_WHAT YOU HAVE TO DO_. Within the material below, filter for lines that hold the word "Simplex".

_WORKING DATA_.
* * *

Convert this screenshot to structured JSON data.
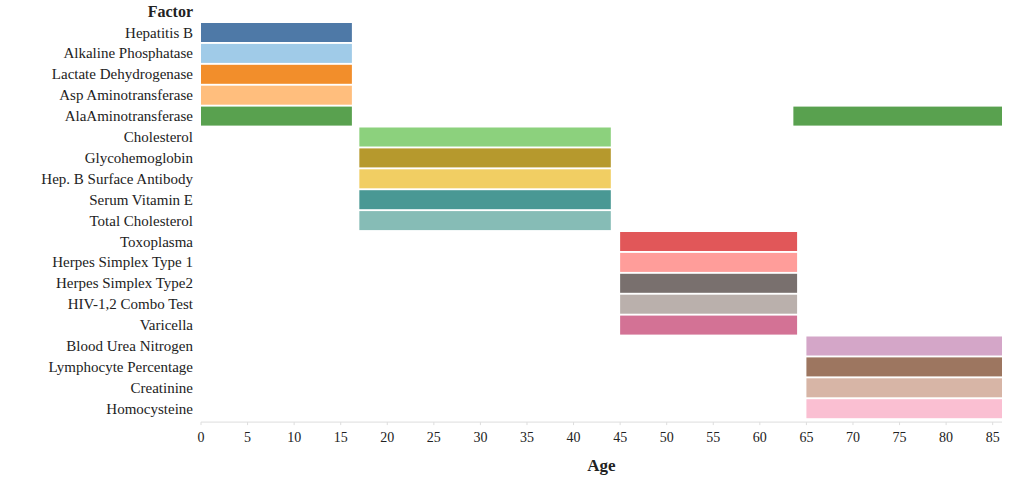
{
  "chart_data": {
    "type": "bar",
    "orientation": "horizontal",
    "y_label": "Factor",
    "x_label": "Age",
    "categories": [
      "Hepatitis B",
      "Alkaline Phosphatase",
      "Lactate Dehydrogenase",
      "Asp Aminotransferase",
      "AlaAminotransferase",
      "Cholesterol",
      "Glycohemoglobin",
      "Hep. B Surface Antibody",
      "Serum Vitamin E",
      "Total Cholesterol",
      "Toxoplasma",
      "Herpes Simplex Type 1",
      "Herpes Simplex Type2",
      "HIV-1,2 Combo Test",
      "Varicella",
      "Blood Urea Nitrogen",
      "Lymphocyte Percentage",
      "Creatinine",
      "Homocysteine"
    ],
    "bars": [
      {
        "category": 0,
        "start": 0,
        "end": 16.2,
        "color": "#4e79a7"
      },
      {
        "category": 1,
        "start": 0,
        "end": 16.2,
        "color": "#a0cbe8"
      },
      {
        "category": 2,
        "start": 0,
        "end": 16.2,
        "color": "#f28e2b"
      },
      {
        "category": 3,
        "start": 0,
        "end": 16.2,
        "color": "#ffbe7d"
      },
      {
        "category": 4,
        "start": 0,
        "end": 16.2,
        "color": "#59a14f"
      },
      {
        "category": 4,
        "start": 63.6,
        "end": 86,
        "color": "#59a14f"
      },
      {
        "category": 5,
        "start": 17,
        "end": 44,
        "color": "#8cd17d"
      },
      {
        "category": 6,
        "start": 17,
        "end": 44,
        "color": "#b6992d"
      },
      {
        "category": 7,
        "start": 17,
        "end": 44,
        "color": "#f1ce63"
      },
      {
        "category": 8,
        "start": 17,
        "end": 44,
        "color": "#499894"
      },
      {
        "category": 9,
        "start": 17,
        "end": 44,
        "color": "#86bcb6"
      },
      {
        "category": 10,
        "start": 45,
        "end": 64,
        "color": "#e15759"
      },
      {
        "category": 11,
        "start": 45,
        "end": 64,
        "color": "#ff9d9a"
      },
      {
        "category": 12,
        "start": 45,
        "end": 64,
        "color": "#79706e"
      },
      {
        "category": 13,
        "start": 45,
        "end": 64,
        "color": "#bab0ac"
      },
      {
        "category": 14,
        "start": 45,
        "end": 64,
        "color": "#d37295"
      },
      {
        "category": 15,
        "start": 65,
        "end": 86,
        "color": "#d4a6c8"
      },
      {
        "category": 16,
        "start": 65,
        "end": 86,
        "color": "#9d7660"
      },
      {
        "category": 17,
        "start": 65,
        "end": 86,
        "color": "#d7b5a6"
      },
      {
        "category": 18,
        "start": 65,
        "end": 86,
        "color": "#fabfd2"
      }
    ],
    "xlim": [
      0,
      86
    ],
    "xticks": [
      0,
      5,
      10,
      15,
      20,
      25,
      30,
      35,
      40,
      45,
      50,
      55,
      60,
      65,
      70,
      75,
      80,
      85
    ]
  }
}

* * *

_ANSWER SPACE_.
      "Herpes Simplex Type 1",
      "Herpes Simplex Type2",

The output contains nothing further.